Aim of the task
Among the lines below, some may contain the string "lifestyles". Say how many do, and give nothing besides the number.

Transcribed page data
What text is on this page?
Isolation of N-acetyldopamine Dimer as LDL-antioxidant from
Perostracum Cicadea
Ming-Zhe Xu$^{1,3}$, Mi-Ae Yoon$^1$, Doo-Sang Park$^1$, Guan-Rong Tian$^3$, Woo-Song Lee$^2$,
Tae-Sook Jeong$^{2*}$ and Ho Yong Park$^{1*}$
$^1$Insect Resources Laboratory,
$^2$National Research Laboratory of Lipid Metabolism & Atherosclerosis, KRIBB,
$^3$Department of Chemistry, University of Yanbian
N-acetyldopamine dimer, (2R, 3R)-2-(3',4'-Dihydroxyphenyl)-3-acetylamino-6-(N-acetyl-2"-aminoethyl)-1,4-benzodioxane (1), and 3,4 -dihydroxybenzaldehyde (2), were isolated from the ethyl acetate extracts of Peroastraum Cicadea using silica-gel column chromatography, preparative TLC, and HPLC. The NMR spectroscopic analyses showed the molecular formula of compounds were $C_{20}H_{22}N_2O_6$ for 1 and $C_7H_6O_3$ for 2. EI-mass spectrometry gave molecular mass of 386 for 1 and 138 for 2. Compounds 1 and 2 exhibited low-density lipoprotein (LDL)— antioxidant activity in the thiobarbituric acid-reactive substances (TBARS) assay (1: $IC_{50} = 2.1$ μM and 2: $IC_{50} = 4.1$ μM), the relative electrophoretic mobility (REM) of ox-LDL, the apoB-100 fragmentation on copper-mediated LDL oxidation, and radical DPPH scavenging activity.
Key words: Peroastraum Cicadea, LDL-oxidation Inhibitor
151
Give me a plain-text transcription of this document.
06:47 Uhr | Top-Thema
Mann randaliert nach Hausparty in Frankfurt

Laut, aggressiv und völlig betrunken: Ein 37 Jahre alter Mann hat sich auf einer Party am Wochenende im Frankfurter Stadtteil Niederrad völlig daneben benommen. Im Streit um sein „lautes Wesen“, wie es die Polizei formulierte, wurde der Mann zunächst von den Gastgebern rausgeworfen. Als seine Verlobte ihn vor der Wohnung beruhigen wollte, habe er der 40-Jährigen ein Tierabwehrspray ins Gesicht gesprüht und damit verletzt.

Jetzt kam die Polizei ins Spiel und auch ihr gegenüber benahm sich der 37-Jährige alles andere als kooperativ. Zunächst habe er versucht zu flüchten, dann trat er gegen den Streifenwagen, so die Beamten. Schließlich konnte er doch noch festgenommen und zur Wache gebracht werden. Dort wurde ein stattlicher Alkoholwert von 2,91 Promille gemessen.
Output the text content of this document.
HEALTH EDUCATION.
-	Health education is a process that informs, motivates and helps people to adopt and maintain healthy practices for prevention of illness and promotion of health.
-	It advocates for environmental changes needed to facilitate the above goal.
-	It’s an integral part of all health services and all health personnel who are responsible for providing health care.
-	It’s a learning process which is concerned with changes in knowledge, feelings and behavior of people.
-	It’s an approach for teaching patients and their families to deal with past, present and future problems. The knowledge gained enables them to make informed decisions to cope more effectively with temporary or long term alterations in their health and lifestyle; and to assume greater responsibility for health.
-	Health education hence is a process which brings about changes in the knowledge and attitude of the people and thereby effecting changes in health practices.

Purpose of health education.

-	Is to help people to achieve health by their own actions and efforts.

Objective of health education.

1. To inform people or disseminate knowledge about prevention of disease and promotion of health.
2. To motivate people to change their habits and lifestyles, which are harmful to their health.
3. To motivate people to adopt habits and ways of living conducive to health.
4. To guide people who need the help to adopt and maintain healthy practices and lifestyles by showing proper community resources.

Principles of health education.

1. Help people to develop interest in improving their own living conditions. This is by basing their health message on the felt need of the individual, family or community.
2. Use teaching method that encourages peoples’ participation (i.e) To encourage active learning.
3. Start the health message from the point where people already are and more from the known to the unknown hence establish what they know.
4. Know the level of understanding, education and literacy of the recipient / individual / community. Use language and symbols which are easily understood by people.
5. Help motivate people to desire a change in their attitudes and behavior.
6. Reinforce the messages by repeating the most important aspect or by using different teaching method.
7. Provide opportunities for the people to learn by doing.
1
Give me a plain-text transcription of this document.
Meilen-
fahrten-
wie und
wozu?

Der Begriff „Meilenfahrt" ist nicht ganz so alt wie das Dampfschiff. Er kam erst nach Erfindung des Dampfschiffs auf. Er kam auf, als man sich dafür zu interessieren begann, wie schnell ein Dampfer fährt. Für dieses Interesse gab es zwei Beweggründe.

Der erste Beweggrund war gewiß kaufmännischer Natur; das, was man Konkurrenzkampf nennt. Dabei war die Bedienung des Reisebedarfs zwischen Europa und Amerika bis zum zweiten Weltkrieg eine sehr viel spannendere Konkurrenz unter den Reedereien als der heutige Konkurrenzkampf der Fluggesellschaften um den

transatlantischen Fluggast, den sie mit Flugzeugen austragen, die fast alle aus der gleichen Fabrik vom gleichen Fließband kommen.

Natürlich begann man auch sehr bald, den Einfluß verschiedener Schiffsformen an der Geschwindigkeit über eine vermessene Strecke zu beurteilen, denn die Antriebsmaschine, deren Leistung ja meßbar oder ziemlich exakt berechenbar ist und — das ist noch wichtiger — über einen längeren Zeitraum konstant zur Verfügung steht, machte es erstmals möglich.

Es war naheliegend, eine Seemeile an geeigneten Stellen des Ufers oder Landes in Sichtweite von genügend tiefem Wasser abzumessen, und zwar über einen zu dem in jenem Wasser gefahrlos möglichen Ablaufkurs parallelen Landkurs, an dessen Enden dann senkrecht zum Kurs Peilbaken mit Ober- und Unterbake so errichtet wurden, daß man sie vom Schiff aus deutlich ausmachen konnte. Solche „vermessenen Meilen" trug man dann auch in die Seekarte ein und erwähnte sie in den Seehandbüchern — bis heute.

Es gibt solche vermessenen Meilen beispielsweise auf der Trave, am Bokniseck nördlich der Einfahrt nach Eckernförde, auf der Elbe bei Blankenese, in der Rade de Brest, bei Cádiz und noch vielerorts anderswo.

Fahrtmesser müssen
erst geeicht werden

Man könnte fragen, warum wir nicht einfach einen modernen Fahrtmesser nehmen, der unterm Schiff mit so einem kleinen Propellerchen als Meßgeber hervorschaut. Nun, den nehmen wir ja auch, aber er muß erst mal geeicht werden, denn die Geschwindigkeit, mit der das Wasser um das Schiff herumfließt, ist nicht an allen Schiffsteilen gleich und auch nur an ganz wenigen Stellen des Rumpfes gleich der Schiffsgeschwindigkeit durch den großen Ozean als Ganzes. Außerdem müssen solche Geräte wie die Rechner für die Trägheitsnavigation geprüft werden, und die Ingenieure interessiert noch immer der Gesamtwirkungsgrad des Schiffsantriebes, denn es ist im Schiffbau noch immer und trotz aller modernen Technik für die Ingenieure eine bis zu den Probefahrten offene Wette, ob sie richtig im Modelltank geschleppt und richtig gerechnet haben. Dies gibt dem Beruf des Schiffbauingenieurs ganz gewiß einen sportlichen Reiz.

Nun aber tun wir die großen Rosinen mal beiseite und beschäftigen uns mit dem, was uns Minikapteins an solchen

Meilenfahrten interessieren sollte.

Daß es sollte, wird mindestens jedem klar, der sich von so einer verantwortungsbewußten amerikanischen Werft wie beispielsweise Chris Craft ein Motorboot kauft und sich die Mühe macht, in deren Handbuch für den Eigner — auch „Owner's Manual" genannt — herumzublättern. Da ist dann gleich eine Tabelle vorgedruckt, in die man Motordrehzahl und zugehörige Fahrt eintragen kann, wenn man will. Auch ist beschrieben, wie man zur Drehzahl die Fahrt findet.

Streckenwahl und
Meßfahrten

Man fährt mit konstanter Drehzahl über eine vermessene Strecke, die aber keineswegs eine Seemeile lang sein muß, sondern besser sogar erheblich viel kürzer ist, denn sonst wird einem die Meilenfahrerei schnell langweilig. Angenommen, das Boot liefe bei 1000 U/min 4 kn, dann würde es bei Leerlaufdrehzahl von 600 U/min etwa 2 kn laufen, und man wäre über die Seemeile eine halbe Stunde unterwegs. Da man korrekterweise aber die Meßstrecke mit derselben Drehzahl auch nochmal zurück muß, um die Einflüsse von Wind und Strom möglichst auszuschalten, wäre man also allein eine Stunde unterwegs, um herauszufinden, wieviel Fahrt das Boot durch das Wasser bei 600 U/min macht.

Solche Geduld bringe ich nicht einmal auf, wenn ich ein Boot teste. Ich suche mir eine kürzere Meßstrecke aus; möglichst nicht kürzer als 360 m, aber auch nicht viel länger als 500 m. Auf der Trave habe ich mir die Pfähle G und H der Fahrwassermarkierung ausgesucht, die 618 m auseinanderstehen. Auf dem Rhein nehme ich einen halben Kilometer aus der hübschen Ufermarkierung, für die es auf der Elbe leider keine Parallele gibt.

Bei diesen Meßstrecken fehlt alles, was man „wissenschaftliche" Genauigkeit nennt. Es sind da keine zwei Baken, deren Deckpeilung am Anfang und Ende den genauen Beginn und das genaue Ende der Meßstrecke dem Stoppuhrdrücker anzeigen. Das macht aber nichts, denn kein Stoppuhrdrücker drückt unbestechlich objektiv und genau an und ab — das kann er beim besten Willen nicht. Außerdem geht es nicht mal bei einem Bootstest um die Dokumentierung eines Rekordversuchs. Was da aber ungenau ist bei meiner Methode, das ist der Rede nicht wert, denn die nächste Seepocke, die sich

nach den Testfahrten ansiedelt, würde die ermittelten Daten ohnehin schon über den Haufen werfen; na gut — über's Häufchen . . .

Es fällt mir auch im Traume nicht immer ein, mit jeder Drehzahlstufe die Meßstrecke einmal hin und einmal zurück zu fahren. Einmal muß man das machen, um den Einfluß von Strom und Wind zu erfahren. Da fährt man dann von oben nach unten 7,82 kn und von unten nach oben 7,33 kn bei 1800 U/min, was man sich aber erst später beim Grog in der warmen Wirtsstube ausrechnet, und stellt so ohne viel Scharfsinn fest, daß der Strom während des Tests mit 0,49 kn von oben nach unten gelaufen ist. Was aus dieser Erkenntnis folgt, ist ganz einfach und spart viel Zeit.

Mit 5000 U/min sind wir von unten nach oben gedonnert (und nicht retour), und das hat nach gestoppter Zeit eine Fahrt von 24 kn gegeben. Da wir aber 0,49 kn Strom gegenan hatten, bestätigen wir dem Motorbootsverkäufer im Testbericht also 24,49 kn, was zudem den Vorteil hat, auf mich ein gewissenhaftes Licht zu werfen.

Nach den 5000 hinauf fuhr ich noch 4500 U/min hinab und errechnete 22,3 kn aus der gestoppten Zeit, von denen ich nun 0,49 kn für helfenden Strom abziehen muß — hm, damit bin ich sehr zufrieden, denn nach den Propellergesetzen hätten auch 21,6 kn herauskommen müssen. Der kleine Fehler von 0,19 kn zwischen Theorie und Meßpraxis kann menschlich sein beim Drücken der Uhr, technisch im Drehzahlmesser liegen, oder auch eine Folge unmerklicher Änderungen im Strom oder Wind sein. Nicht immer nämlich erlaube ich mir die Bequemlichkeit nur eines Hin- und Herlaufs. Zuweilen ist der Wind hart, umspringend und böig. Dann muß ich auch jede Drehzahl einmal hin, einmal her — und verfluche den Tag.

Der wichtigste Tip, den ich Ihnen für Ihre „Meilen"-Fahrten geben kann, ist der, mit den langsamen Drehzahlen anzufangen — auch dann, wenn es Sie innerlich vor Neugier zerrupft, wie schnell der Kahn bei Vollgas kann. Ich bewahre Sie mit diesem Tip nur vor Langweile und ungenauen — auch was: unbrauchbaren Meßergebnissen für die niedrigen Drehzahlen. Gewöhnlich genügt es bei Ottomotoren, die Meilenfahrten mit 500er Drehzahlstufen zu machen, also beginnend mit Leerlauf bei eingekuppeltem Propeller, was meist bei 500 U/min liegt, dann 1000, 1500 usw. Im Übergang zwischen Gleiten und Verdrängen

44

Answer box
2